● INFORMATION GIVEN
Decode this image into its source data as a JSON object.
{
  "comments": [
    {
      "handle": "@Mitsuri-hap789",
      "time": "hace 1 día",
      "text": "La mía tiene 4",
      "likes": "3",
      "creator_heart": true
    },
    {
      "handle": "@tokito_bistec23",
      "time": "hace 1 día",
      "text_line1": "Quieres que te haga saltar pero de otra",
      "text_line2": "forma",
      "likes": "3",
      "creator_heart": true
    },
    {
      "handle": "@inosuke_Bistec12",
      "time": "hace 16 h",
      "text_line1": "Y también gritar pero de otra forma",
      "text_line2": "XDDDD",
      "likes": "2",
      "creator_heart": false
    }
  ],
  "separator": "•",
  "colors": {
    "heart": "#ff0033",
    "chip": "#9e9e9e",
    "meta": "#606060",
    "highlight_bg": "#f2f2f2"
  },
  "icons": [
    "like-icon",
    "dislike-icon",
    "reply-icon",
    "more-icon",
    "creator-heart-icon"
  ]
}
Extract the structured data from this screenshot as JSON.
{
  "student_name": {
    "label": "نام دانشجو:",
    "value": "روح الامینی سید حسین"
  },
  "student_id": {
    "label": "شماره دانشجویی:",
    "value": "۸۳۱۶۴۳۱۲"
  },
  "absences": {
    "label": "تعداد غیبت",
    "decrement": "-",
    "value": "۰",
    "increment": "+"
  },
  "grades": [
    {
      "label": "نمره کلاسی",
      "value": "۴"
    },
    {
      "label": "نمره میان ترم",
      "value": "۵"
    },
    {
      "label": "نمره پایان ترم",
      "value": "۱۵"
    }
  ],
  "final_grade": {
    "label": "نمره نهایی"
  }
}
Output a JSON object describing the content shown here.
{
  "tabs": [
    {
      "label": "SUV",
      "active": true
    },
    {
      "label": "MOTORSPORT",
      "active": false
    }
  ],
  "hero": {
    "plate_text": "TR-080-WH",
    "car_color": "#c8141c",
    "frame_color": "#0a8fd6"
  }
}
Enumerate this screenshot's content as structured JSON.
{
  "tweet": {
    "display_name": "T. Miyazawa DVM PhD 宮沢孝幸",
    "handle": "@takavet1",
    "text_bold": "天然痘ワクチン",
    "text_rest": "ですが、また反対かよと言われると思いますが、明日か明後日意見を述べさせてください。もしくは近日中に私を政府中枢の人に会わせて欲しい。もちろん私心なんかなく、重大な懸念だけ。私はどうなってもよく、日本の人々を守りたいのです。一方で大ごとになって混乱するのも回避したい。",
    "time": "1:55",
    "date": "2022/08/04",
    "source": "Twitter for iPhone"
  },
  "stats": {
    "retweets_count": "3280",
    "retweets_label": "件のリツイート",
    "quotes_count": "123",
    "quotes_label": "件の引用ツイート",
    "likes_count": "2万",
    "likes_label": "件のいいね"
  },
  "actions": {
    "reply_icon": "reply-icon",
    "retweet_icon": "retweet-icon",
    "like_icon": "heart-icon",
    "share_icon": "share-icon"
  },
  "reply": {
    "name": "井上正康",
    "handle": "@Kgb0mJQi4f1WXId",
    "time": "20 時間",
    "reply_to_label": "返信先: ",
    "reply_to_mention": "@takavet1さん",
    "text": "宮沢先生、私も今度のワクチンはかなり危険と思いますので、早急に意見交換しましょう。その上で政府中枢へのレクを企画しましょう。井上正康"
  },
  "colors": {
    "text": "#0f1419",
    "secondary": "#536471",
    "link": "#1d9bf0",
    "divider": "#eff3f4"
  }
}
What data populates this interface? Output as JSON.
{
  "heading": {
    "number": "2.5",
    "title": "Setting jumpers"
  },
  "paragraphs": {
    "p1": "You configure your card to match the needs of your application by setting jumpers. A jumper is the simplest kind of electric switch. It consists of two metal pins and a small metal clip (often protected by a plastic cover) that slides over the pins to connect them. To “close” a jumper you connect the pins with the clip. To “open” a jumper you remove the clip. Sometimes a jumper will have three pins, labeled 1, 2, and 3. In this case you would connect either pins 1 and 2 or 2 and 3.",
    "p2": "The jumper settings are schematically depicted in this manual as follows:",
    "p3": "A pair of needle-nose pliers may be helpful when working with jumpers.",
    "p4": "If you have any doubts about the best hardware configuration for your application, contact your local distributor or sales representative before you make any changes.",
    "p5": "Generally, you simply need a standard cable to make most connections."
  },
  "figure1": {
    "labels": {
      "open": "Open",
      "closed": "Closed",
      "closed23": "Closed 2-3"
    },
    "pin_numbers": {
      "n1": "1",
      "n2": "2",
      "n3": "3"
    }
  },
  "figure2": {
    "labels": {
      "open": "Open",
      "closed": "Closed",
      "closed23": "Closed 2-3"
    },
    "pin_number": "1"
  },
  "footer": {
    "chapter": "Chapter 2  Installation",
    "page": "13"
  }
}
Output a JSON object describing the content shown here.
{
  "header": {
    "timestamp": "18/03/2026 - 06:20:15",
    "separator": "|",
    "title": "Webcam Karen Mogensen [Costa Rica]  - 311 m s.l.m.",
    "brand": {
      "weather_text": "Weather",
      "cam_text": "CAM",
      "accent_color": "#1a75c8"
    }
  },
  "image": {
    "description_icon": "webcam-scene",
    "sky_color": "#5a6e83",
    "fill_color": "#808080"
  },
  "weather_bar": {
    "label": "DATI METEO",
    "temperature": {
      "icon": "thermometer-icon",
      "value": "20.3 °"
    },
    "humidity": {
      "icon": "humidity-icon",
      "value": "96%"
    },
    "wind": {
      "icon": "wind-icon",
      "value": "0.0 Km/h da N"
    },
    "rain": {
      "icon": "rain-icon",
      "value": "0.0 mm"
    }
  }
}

● STATED GOAL
How many lines in the records above contain the word "image"? Reply with the number and nothing more.

● IN RESPONSE
2